### TASK PROMPT
Please retype the stretch from the line containing "quote-panel: 600868 梅雁水电" through the line containing "indicator-tick-2: 75.00 <box>537", keeping every line exactly the same.

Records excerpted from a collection
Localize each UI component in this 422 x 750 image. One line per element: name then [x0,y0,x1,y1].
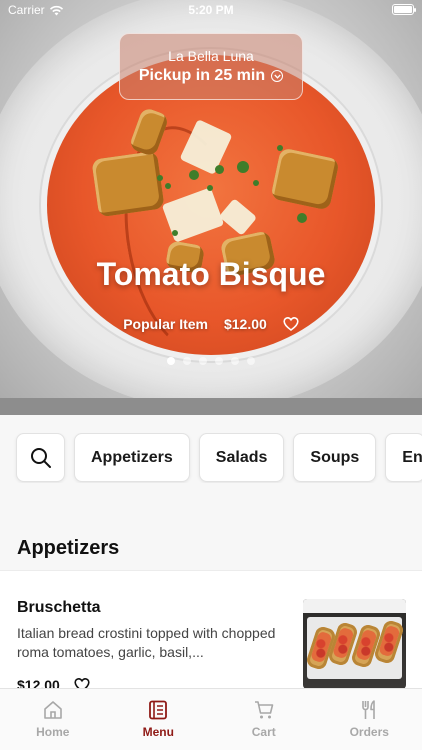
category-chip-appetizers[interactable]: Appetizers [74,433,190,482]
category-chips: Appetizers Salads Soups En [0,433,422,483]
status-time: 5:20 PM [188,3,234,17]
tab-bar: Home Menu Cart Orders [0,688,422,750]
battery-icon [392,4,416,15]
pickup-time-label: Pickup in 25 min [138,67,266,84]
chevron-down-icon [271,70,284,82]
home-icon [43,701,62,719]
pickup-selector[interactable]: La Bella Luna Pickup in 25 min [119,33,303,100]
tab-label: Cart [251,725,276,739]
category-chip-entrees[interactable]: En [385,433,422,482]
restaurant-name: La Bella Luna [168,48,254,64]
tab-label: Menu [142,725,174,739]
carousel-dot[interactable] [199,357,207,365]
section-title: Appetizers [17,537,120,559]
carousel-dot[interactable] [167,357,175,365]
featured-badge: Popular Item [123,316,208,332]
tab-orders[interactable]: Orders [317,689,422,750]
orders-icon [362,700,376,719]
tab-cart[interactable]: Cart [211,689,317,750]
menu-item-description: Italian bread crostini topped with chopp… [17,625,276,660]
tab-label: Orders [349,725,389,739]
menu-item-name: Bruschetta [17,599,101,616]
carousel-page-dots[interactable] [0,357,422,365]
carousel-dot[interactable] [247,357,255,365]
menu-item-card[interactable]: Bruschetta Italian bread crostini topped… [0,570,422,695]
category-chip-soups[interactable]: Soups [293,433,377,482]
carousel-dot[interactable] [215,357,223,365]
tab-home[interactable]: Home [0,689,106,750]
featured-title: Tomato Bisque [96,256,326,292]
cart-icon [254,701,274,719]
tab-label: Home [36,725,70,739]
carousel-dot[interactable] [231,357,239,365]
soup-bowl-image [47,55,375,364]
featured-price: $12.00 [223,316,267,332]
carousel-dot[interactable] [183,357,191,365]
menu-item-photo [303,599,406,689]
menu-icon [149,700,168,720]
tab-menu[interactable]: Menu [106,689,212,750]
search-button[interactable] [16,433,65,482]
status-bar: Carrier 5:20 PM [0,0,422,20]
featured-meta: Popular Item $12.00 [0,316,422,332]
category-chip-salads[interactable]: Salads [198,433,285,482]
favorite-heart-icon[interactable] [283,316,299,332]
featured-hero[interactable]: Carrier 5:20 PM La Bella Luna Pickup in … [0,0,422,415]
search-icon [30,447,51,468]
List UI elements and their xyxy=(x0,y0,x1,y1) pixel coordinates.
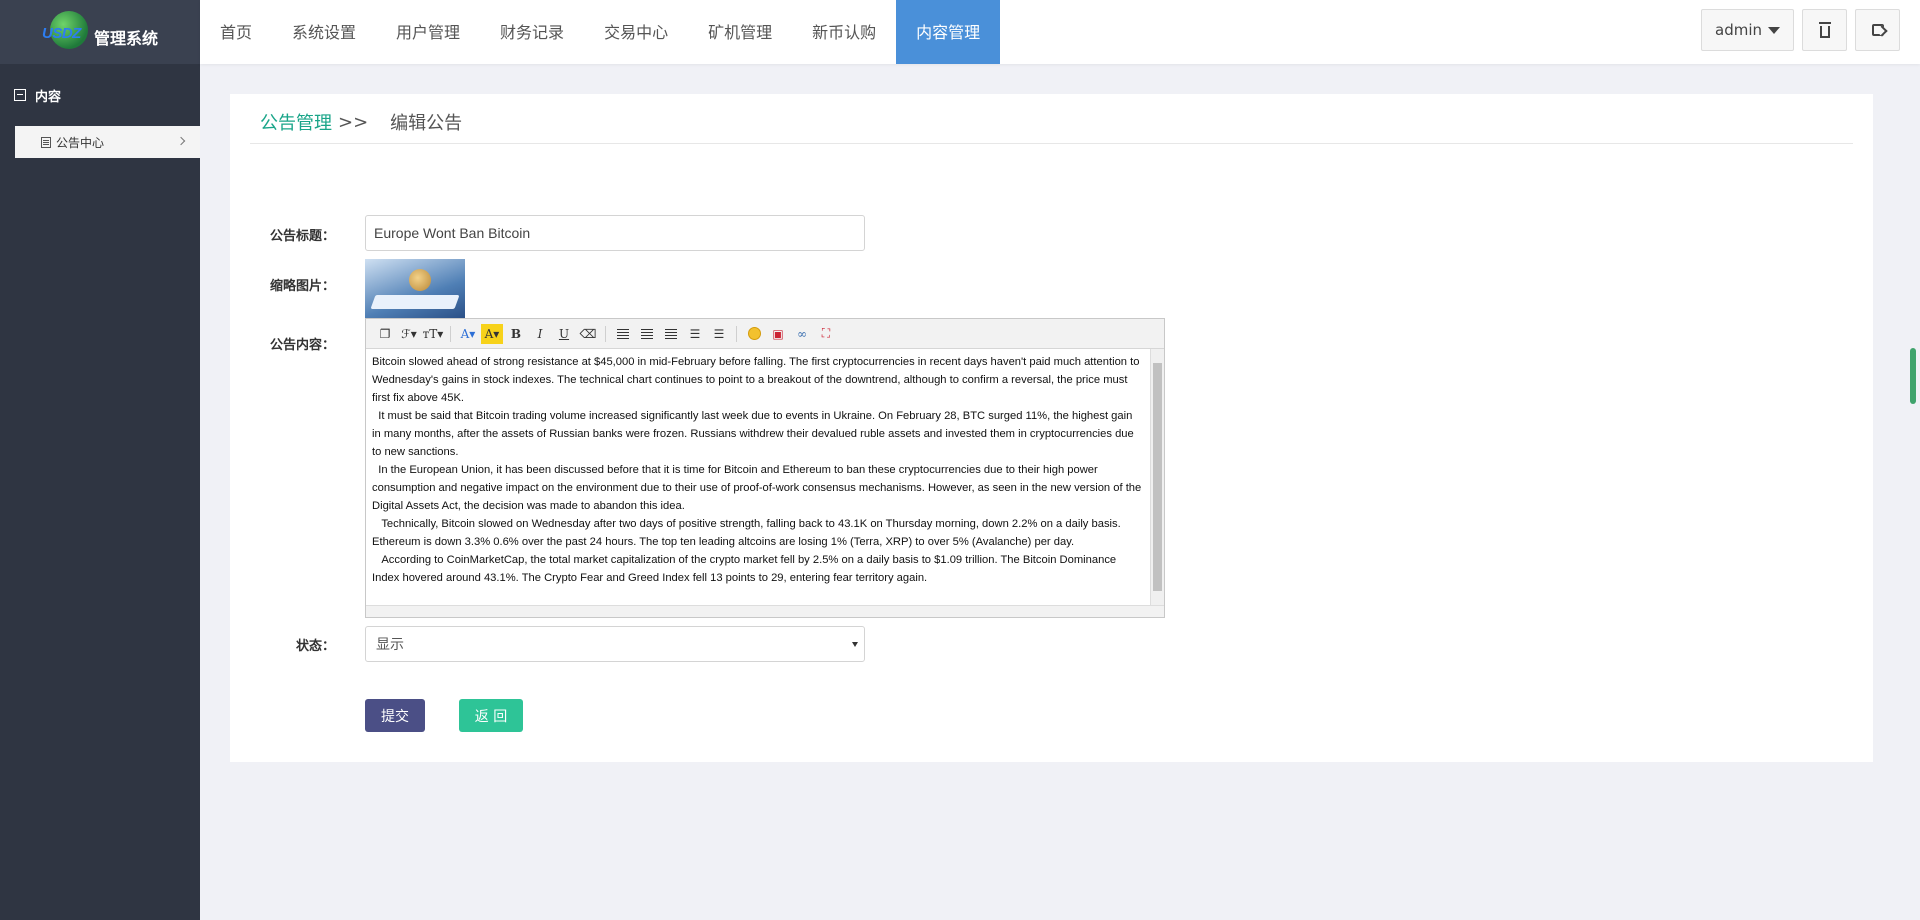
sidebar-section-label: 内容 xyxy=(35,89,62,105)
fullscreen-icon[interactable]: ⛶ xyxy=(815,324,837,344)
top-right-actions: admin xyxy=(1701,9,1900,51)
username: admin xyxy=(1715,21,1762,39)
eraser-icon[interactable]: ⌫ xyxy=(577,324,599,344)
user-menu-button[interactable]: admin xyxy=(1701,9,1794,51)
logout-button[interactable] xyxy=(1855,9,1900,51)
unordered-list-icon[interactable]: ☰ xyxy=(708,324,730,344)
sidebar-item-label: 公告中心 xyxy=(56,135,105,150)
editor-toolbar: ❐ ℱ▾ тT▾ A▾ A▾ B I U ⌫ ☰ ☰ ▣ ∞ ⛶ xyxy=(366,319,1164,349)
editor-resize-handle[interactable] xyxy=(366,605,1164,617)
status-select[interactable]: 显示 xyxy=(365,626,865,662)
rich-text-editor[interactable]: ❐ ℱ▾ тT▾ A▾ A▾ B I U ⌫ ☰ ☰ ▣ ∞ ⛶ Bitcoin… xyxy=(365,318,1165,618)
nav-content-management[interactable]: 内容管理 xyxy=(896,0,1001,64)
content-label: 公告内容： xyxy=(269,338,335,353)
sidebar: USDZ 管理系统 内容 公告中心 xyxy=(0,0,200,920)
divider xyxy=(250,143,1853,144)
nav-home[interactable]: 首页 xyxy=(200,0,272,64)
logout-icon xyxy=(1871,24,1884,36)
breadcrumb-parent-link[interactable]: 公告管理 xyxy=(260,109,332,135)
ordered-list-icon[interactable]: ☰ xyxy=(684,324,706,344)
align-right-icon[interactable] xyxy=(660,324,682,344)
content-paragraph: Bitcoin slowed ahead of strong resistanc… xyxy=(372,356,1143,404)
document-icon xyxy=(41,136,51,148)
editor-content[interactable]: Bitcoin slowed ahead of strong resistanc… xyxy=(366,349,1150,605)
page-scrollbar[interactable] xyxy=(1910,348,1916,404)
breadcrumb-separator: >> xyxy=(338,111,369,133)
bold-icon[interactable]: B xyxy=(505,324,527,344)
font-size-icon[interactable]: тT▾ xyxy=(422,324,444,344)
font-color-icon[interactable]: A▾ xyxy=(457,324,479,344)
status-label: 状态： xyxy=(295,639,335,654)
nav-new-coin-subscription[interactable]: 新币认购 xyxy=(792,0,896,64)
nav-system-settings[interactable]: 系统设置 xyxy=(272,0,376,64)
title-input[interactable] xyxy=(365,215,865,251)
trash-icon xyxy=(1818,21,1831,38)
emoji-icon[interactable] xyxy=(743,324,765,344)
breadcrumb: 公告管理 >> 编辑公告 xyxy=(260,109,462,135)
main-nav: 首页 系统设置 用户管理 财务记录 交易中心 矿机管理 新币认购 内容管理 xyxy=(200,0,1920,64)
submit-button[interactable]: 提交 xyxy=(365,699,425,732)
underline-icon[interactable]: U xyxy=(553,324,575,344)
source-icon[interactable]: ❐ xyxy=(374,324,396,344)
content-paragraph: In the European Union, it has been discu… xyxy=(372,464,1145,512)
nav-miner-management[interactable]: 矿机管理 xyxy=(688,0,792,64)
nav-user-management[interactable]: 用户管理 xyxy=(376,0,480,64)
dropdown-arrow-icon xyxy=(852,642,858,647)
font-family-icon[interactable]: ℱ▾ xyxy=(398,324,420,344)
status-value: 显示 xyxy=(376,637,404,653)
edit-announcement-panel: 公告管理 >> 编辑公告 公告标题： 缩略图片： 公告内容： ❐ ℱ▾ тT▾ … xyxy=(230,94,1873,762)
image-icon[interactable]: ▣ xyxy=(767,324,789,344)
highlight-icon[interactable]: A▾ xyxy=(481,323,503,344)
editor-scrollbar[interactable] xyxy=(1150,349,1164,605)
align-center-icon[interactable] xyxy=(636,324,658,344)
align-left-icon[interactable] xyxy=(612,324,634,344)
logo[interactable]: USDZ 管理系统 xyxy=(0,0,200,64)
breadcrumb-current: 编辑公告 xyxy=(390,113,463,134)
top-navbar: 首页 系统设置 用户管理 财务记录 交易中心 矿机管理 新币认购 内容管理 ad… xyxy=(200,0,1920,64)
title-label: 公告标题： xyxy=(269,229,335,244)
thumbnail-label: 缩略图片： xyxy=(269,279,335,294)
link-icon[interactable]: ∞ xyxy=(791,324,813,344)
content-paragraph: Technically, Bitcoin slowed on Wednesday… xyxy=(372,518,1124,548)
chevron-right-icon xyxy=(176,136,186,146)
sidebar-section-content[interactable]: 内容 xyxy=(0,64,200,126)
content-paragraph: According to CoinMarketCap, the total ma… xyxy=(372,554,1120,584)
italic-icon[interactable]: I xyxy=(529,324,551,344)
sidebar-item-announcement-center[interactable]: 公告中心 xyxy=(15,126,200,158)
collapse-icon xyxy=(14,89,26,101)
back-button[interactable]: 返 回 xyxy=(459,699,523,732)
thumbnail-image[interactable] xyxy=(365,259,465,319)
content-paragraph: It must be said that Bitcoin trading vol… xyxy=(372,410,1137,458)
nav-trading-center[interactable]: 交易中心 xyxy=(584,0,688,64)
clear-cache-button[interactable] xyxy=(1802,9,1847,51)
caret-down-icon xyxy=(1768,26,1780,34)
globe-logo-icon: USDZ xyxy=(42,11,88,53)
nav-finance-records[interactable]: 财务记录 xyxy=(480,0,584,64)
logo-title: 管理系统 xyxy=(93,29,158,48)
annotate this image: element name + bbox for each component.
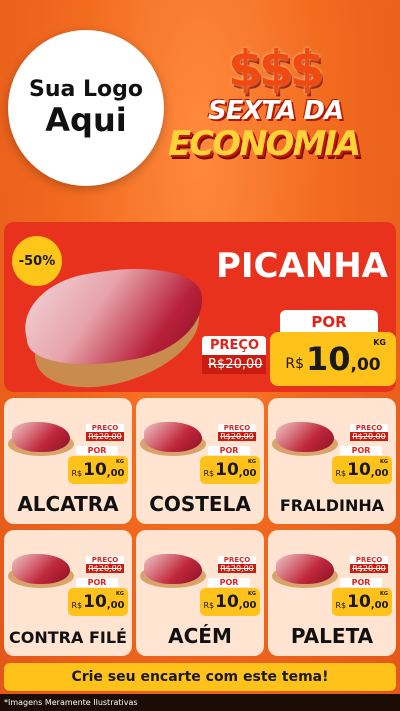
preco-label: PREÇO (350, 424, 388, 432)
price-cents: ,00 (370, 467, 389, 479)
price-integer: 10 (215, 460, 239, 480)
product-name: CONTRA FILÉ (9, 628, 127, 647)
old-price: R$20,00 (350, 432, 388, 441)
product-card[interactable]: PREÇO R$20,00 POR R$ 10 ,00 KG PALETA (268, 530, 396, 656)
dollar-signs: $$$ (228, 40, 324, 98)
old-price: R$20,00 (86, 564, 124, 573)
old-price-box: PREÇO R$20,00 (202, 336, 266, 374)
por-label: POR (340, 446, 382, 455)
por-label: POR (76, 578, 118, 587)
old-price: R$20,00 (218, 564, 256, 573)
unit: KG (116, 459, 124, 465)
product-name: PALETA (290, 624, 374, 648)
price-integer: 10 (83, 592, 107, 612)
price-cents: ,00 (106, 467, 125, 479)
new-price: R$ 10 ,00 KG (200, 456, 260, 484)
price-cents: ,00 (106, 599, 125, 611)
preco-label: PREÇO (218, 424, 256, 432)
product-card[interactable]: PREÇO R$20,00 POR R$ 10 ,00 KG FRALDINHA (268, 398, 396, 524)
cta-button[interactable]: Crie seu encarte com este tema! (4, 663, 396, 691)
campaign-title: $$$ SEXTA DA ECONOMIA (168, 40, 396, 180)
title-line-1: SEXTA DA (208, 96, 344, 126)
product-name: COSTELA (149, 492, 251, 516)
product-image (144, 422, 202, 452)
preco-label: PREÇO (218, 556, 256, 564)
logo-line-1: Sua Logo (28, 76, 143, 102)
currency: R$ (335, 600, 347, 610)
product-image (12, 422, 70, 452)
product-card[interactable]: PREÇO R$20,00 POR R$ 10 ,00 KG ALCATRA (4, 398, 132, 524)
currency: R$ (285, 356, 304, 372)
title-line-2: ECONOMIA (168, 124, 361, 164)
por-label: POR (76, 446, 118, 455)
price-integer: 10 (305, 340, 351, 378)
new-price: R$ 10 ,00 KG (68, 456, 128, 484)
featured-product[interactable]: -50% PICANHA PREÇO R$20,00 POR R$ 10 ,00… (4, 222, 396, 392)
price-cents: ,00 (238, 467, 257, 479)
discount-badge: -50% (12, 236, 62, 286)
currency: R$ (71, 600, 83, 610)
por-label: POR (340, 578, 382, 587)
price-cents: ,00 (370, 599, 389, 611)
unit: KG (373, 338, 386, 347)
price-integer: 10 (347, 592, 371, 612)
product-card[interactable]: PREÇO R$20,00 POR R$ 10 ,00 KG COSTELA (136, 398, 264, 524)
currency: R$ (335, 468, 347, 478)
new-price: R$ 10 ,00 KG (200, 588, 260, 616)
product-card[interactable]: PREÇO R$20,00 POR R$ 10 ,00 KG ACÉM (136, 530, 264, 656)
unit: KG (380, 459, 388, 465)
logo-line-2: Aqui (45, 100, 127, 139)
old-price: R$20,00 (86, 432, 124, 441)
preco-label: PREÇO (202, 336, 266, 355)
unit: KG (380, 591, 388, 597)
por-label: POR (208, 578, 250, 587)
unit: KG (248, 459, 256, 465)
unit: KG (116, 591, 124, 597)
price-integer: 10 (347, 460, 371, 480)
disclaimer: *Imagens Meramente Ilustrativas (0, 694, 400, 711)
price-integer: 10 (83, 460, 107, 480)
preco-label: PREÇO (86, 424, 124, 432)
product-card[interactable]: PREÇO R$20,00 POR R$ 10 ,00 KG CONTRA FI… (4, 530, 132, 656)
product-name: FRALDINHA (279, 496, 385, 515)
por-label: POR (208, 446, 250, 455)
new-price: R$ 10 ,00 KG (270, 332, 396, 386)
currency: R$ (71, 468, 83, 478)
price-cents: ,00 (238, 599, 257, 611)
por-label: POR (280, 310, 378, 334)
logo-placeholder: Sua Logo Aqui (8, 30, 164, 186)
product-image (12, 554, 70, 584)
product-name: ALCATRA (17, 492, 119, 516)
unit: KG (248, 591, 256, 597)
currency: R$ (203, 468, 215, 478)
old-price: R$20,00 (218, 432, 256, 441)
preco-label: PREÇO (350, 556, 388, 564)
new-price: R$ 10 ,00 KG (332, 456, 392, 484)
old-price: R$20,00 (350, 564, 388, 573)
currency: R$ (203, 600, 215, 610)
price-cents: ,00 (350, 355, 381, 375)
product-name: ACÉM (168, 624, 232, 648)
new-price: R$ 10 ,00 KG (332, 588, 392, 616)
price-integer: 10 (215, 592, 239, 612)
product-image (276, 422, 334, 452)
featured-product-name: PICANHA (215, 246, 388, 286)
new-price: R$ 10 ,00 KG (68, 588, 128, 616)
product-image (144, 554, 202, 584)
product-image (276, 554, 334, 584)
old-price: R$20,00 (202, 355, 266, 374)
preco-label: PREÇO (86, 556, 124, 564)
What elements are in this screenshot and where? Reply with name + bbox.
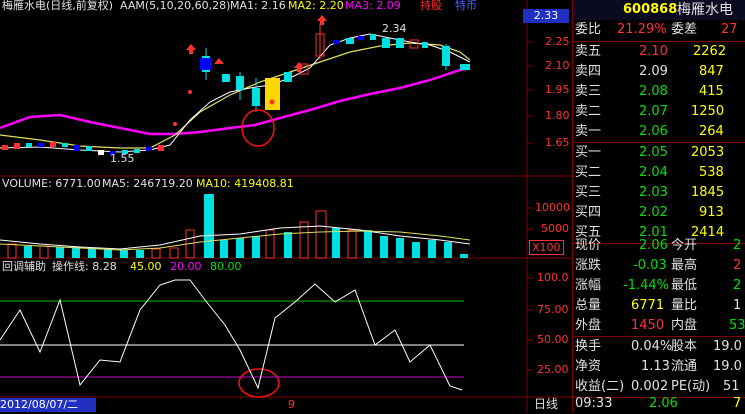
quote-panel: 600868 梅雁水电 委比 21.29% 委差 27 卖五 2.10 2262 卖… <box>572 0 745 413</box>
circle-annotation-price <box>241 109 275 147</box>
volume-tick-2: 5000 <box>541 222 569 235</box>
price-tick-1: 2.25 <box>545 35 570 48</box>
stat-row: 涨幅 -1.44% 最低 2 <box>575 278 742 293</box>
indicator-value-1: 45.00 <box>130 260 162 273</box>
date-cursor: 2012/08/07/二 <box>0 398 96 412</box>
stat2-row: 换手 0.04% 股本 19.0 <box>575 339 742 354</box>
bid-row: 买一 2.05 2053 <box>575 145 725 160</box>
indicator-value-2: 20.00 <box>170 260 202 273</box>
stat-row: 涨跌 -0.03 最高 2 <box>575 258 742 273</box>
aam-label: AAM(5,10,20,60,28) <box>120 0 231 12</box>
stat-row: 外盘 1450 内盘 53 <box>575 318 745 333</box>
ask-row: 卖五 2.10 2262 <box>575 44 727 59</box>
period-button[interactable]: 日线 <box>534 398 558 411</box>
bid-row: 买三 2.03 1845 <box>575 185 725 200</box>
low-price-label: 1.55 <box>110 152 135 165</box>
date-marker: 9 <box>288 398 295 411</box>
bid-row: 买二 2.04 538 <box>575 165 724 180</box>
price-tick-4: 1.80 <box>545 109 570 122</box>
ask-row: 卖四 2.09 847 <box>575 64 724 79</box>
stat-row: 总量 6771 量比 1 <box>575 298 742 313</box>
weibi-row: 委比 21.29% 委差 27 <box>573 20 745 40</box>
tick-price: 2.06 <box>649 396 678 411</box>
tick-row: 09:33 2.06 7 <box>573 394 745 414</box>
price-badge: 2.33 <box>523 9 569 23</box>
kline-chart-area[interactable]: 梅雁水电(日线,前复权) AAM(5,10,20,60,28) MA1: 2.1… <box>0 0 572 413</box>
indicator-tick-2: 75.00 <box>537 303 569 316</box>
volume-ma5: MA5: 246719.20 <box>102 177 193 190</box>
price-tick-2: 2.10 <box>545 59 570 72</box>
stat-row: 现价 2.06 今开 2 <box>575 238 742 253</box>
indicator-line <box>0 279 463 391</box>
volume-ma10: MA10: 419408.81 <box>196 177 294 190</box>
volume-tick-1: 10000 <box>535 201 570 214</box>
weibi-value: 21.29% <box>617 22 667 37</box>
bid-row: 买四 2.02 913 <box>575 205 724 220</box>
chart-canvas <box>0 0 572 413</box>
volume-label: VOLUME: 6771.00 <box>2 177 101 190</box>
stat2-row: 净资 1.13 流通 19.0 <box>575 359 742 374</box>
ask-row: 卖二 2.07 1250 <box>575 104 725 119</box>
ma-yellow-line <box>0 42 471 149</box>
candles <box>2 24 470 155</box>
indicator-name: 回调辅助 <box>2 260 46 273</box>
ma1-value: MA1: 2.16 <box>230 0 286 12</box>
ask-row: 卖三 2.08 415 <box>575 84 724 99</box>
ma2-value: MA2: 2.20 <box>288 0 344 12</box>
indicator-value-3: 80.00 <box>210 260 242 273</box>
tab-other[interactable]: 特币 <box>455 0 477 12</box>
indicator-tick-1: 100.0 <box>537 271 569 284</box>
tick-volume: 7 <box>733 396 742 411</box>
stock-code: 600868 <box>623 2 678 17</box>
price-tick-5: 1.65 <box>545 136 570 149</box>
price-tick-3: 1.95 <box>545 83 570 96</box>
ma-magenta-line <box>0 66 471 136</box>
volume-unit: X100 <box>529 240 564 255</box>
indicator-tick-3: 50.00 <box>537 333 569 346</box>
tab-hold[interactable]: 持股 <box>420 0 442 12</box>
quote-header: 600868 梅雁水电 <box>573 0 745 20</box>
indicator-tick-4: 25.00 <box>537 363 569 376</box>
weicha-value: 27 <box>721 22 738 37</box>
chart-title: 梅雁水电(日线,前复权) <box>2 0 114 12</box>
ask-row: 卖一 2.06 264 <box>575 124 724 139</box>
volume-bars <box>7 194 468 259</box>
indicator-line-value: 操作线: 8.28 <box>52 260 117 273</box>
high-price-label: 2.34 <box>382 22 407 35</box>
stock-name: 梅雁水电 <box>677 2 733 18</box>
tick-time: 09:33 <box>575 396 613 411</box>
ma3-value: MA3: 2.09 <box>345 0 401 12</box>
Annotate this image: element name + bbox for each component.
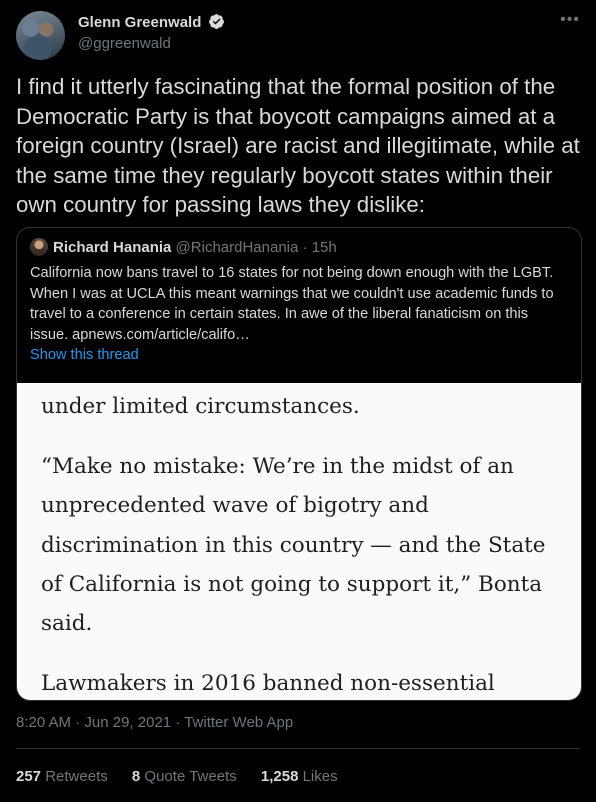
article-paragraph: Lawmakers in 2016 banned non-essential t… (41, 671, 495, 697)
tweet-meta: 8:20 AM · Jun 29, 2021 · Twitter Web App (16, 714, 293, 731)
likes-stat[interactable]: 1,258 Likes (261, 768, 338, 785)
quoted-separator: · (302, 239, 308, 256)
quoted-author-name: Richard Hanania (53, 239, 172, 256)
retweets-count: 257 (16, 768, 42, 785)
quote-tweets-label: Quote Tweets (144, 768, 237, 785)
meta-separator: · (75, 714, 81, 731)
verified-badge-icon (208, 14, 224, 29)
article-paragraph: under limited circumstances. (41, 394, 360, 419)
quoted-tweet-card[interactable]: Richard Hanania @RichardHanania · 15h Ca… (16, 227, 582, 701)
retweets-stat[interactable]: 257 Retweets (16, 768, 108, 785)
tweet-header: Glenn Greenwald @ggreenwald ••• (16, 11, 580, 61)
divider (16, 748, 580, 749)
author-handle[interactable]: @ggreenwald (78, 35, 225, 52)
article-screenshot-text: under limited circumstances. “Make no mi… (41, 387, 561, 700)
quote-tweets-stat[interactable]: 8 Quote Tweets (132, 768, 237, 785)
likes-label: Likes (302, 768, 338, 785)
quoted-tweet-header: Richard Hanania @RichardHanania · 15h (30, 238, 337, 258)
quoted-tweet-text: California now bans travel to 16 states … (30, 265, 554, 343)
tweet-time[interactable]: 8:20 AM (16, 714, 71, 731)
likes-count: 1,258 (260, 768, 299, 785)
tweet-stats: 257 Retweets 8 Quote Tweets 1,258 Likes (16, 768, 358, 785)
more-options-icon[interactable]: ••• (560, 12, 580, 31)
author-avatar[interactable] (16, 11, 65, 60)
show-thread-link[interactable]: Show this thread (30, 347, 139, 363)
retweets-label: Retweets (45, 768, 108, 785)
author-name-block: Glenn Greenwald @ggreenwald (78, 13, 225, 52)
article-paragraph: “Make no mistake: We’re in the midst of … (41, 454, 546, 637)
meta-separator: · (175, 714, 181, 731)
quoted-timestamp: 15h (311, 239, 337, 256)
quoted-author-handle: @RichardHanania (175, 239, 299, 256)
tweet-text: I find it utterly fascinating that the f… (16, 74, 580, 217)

### TASK SOLUTION
quote-panel: 600868 梅雁水电 委比 21.29% 委差 27 卖五 2.10 2262 卖… <box>572 0 745 413</box>
circle-annotation-price <box>241 109 275 147</box>
volume-tick-2: 5000 <box>541 222 569 235</box>
price-tick-1: 2.25 <box>545 35 570 48</box>
stat-row: 涨幅 -1.44% 最低 2 <box>575 278 742 293</box>
indicator-value-1: 45.00 <box>130 260 162 273</box>
date-cursor: 2012/08/07/二 <box>0 398 96 412</box>
stat2-row: 换手 0.04% 股本 19.0 <box>575 339 742 354</box>
bid-row: 买一 2.05 2053 <box>575 145 725 160</box>
indicator-value-2: 20.00 <box>170 260 202 273</box>
stat-row: 涨跌 -0.03 最高 2 <box>575 258 742 273</box>
aam-label: AAM(5,10,20,60,28) <box>120 0 231 12</box>
stat-row: 外盘 1450 内盘 53 <box>575 318 745 333</box>
ask-row: 卖五 2.10 2262 <box>575 44 727 59</box>
period-button[interactable]: 日线 <box>534 398 558 411</box>
bid-row: 买三 2.03 1845 <box>575 185 725 200</box>
low-price-label: 1.55 <box>110 152 135 165</box>
date-marker: 9 <box>288 398 295 411</box>
bid-row: 买二 2.04 538 <box>575 165 724 180</box>
price-tick-4: 1.80 <box>545 109 570 122</box>
ask-row: 卖四 2.09 847 <box>575 64 724 79</box>
stat-row: 总量 6771 量比 1 <box>575 298 742 313</box>
weibi-row: 委比 21.29% 委差 27 <box>573 20 745 40</box>
tick-price: 2.06 <box>649 396 678 411</box>
tick-row: 09:33 2.06 7 <box>573 394 745 414</box>
price-badge: 2.33 <box>523 9 569 23</box>
kline-chart-area[interactable]: 梅雁水电(日线,前复权) AAM(5,10,20,60,28) MA1: 2.1… <box>0 0 572 413</box>
indicator-tick-2: 75.00 <box>537 303 569 316</box>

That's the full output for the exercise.